Go through the records and copy each line where the word "document" occurs.

* START DATA *

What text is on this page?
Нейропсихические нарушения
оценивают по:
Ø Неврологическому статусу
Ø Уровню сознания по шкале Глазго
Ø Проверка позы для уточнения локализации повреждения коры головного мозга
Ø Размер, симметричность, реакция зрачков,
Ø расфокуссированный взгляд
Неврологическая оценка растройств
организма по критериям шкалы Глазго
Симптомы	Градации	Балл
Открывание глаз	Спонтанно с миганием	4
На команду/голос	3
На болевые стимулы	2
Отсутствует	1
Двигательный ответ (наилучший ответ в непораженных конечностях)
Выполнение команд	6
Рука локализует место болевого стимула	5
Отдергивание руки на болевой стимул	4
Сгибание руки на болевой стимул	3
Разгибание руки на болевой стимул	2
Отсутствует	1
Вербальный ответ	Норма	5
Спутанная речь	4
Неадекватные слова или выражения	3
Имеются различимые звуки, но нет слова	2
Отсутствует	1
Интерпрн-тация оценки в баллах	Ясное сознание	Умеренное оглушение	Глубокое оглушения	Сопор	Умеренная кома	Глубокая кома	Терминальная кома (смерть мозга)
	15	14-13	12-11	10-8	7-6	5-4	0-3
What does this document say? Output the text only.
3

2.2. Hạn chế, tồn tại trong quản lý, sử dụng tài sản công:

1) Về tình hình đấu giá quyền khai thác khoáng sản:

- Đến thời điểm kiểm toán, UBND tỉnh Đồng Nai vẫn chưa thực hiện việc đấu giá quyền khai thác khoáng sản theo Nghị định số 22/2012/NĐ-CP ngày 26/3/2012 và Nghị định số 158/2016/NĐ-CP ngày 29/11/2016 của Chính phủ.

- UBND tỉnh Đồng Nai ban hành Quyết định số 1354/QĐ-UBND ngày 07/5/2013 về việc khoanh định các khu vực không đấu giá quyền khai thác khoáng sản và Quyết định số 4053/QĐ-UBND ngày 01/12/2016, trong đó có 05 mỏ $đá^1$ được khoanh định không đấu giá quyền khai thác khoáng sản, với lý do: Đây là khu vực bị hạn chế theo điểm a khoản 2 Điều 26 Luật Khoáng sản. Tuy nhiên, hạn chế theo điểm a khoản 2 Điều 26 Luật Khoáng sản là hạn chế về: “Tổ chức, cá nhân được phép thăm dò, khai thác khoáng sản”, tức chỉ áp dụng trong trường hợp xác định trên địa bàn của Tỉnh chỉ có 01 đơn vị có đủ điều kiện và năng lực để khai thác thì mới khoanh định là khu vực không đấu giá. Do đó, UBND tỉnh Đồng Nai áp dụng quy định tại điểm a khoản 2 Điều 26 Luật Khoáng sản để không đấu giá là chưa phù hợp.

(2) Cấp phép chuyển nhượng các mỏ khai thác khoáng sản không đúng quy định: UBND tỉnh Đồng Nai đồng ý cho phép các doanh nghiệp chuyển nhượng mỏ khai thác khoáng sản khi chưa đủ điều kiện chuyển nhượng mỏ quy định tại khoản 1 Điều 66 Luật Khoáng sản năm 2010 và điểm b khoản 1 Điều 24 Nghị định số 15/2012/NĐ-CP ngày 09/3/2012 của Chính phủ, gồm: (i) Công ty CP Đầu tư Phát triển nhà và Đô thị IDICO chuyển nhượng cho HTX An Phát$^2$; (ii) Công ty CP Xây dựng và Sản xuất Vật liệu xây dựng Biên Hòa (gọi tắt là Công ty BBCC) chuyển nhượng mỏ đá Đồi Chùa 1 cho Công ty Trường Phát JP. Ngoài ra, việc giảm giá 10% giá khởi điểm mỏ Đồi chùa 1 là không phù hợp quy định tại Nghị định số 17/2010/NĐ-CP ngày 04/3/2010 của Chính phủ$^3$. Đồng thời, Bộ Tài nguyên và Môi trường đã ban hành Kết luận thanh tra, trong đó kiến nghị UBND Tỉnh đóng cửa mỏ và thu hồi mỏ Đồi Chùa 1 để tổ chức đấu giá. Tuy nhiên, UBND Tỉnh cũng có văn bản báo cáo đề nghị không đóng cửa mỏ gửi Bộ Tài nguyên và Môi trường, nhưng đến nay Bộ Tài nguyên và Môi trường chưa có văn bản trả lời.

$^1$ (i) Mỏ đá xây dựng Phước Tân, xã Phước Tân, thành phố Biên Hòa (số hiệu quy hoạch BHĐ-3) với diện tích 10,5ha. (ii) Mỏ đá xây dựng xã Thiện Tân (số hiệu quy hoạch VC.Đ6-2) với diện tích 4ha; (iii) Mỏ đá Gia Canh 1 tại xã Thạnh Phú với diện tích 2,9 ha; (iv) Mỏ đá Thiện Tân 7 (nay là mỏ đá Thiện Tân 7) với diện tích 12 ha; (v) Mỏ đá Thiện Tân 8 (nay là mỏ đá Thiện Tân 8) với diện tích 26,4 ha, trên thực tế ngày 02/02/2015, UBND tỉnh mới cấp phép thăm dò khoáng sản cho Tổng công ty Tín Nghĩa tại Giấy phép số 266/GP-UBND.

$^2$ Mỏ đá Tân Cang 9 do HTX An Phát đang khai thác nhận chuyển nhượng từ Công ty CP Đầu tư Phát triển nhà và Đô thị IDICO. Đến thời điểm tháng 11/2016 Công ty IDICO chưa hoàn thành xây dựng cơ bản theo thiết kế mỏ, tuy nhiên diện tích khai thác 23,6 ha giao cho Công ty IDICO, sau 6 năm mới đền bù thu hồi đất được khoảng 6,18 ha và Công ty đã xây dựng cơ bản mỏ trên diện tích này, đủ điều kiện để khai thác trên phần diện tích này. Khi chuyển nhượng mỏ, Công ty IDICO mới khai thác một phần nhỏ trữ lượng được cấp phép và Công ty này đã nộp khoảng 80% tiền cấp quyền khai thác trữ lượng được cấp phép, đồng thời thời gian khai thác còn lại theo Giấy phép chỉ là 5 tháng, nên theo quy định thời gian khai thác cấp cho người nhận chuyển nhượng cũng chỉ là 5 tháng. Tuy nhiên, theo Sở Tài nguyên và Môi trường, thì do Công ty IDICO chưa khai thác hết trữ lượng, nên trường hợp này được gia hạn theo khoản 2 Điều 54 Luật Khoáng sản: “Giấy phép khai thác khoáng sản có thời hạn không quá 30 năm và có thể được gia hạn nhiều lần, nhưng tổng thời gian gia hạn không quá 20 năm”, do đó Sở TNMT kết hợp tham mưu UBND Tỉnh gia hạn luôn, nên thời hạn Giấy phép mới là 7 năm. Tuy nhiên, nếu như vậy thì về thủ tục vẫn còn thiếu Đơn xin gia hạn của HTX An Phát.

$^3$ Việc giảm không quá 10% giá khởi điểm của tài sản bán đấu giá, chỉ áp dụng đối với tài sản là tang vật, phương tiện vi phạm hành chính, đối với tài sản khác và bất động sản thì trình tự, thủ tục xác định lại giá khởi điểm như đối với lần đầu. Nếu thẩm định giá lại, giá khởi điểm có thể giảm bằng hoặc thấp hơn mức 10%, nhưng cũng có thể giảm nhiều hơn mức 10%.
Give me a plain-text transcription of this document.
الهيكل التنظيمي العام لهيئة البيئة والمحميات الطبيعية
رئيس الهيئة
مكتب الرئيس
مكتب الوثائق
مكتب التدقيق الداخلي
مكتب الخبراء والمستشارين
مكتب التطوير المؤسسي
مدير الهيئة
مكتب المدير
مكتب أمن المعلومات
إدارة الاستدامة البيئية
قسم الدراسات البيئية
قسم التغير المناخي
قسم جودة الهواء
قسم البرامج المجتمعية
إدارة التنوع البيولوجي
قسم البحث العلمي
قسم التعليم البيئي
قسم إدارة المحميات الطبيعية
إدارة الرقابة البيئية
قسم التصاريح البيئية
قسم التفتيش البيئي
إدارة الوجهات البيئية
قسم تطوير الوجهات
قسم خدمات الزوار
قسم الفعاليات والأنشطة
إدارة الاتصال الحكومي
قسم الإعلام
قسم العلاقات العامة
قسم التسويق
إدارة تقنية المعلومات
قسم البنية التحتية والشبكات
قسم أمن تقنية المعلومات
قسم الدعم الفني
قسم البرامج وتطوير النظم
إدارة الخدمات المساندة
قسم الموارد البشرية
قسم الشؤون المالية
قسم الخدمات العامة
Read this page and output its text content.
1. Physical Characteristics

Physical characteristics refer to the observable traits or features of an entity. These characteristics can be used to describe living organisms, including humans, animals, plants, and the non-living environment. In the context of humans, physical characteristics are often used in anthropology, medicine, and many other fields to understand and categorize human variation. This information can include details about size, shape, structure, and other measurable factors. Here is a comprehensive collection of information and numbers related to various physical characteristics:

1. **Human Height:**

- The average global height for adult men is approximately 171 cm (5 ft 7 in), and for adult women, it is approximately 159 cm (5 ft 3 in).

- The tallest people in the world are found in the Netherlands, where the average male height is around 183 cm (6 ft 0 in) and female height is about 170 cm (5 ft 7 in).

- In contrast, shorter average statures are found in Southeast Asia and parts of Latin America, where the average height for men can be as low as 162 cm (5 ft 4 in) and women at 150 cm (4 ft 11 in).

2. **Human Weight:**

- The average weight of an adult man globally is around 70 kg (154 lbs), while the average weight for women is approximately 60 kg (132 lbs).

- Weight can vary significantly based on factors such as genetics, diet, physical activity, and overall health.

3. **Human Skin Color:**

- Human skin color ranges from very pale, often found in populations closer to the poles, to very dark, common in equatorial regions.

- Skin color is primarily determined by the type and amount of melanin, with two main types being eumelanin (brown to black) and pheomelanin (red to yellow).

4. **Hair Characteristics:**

* END DATA *

▶ WRITTEN SOLUTION
What does this document say? Output the text only.
Give me a plain-text transcription of this document.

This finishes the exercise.